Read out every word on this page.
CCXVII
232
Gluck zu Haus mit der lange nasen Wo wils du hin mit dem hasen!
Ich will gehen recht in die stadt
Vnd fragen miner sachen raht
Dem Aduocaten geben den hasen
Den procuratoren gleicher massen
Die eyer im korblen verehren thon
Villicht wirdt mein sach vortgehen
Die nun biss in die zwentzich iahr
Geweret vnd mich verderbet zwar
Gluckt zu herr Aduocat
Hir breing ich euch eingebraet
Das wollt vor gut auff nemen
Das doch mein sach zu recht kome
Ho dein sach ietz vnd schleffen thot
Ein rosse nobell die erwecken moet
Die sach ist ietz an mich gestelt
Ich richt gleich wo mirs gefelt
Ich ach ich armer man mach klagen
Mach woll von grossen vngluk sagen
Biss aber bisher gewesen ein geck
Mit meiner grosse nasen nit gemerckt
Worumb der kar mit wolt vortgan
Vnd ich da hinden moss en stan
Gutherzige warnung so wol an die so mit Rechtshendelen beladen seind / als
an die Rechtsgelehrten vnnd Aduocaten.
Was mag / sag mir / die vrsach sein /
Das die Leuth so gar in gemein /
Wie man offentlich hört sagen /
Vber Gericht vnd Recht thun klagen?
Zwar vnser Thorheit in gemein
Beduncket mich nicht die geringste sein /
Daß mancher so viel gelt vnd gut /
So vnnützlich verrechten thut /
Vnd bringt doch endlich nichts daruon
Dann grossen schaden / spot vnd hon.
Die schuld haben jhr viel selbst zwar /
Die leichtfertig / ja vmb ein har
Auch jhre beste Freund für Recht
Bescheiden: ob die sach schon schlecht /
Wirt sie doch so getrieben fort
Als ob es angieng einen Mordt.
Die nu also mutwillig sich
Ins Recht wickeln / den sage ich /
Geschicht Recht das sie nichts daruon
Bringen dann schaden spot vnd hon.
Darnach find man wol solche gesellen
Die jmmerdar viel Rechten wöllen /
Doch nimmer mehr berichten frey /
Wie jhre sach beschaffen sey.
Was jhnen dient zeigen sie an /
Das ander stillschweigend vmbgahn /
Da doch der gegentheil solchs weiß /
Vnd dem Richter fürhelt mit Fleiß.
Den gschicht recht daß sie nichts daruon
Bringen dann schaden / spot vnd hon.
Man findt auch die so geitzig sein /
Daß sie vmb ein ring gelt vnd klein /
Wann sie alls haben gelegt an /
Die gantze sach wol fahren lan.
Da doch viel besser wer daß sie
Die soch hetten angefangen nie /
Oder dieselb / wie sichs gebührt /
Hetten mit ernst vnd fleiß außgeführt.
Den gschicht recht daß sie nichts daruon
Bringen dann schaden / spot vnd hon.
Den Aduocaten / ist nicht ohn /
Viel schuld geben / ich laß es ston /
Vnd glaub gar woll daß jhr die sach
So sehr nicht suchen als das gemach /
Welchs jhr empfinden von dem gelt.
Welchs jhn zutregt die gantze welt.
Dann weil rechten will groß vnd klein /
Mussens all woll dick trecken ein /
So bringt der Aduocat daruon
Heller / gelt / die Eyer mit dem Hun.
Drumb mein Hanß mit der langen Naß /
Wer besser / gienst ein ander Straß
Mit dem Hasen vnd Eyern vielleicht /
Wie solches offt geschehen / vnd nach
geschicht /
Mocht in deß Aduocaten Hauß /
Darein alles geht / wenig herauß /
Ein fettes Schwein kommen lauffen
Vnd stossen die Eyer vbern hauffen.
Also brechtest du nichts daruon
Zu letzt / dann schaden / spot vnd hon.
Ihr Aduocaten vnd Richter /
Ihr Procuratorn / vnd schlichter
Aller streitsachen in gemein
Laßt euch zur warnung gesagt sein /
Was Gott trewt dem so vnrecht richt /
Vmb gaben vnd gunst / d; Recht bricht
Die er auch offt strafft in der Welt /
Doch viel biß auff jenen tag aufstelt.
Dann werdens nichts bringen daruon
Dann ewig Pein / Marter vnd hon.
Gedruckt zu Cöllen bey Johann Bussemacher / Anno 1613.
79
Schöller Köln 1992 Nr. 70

+-------+

* **WHAT THE TASK ASKS**
Restate the records, all of them, precisely as written.

* **SOLUTION FOR THIS TASK**
Read out every word on this page.
CCXVII
232
Gluck zu Haus mit der lange nasen Wo wils du hin mit dem hasen!
Ich will gehen recht in die stadt
Vnd fragen miner sachen raht
Dem Aduocaten geben den hasen
Den procuratoren gleicher massen
Die eyer im korblen verehren thon
Villicht wirdt mein sach vortgehen
Die nun biss in die zwentzich iahr
Geweret vnd mich verderbet zwar
Gluckt zu herr Aduocat
Hir breing ich euch eingebraet
Das wollt vor gut auff nemen
Das doch mein sach zu recht kome
Ho dein sach ietz vnd schleffen thot
Ein rosse nobell die erwecken moet
Die sach ist ietz an mich gestelt
Ich richt gleich wo mirs gefelt
Ich ach ich armer man mach klagen
Mach woll von grossen vngluk sagen
Biss aber bisher gewesen ein geck
Mit meiner grosse nasen nit gemerckt
Worumb der kar mit wolt vortgan
Vnd ich da hinden moss en stan
Gutherzige warnung so wol an die so mit Rechtshendelen beladen seind / als
an die Rechtsgelehrten vnnd Aduocaten.
Was mag / sag mir / die vrsach sein /
Das die Leuth so gar in gemein /
Wie man offentlich hört sagen /
Vber Gericht vnd Recht thun klagen?
Zwar vnser Thorheit in gemein
Beduncket mich nicht die geringste sein /
Daß mancher so viel gelt vnd gut /
So vnnützlich verrechten thut /
Vnd bringt doch endlich nichts daruon
Dann grossen schaden / spot vnd hon.
Die schuld haben jhr viel selbst zwar /
Die leichtfertig / ja vmb ein har
Auch jhre beste Freund für Recht
Bescheiden: ob die sach schon schlecht /
Wirt sie doch so getrieben fort
Als ob es angieng einen Mordt.
Die nu also mutwillig sich
Ins Recht wickeln / den sage ich /
Geschicht Recht das sie nichts daruon
Bringen dann schaden spot vnd hon.
Darnach find man wol solche gesellen
Die jmmerdar viel Rechten wöllen /
Doch nimmer mehr berichten frey /
Wie jhre sach beschaffen sey.
Was jhnen dient zeigen sie an /
Das ander stillschweigend vmbgahn /
Da doch der gegentheil solchs weiß /
Vnd dem Richter fürhelt mit Fleiß.
Den gschicht recht daß sie nichts daruon
Bringen dann schaden / spot vnd hon.
Man findt auch die so geitzig sein /
Daß sie vmb ein ring gelt vnd klein /
Wann sie alls haben gelegt an /
Die gantze sach wol fahren lan.
Da doch viel besser wer daß sie
Die soch hetten angefangen nie /
Oder dieselb / wie sichs gebührt /
Hetten mit ernst vnd fleiß außgeführt.
Den gschicht recht daß sie nichts daruon
Bringen dann schaden / spot vnd hon.
Den Aduocaten / ist nicht ohn /
Viel schuld geben / ich laß es ston /
Vnd glaub gar woll daß jhr die sach
So sehr nicht suchen als das gemach /
Welchs jhr empfinden von dem gelt.
Welchs jhn zutregt die gantze welt.
Dann weil rechten will groß vnd klein /
Mussens all woll dick trecken ein /
So bringt der Aduocat daruon
Heller / gelt / die Eyer mit dem Hun.
Drumb mein Hanß mit der langen Naß /
Wer besser / gienst ein ander Straß
Mit dem Hasen vnd Eyern vielleicht /
Wie solches offt geschehen / vnd nach
geschicht /
Mocht in deß Aduocaten Hauß /
Darein alles geht / wenig herauß /
Ein fettes Schwein kommen lauffen
Vnd stossen die Eyer vbern hauffen.
Also brechtest du nichts daruon
Zu letzt / dann schaden / spot vnd hon.
Ihr Aduocaten vnd Richter /
Ihr Procuratorn / vnd schlichter
Aller streitsachen in gemein
Laßt euch zur warnung gesagt sein /
Was Gott trewt dem so vnrecht richt /
Vmb gaben vnd gunst / d; Recht bricht
Die er auch offt strafft in der Welt /
Doch viel biß auff jenen tag aufstelt.
Dann werdens nichts bringen daruon
Dann ewig Pein / Marter vnd hon.
Gedruckt zu Cöllen bey Johann Bussemacher / Anno 1613.
79
Schöller Köln 1992 Nr. 70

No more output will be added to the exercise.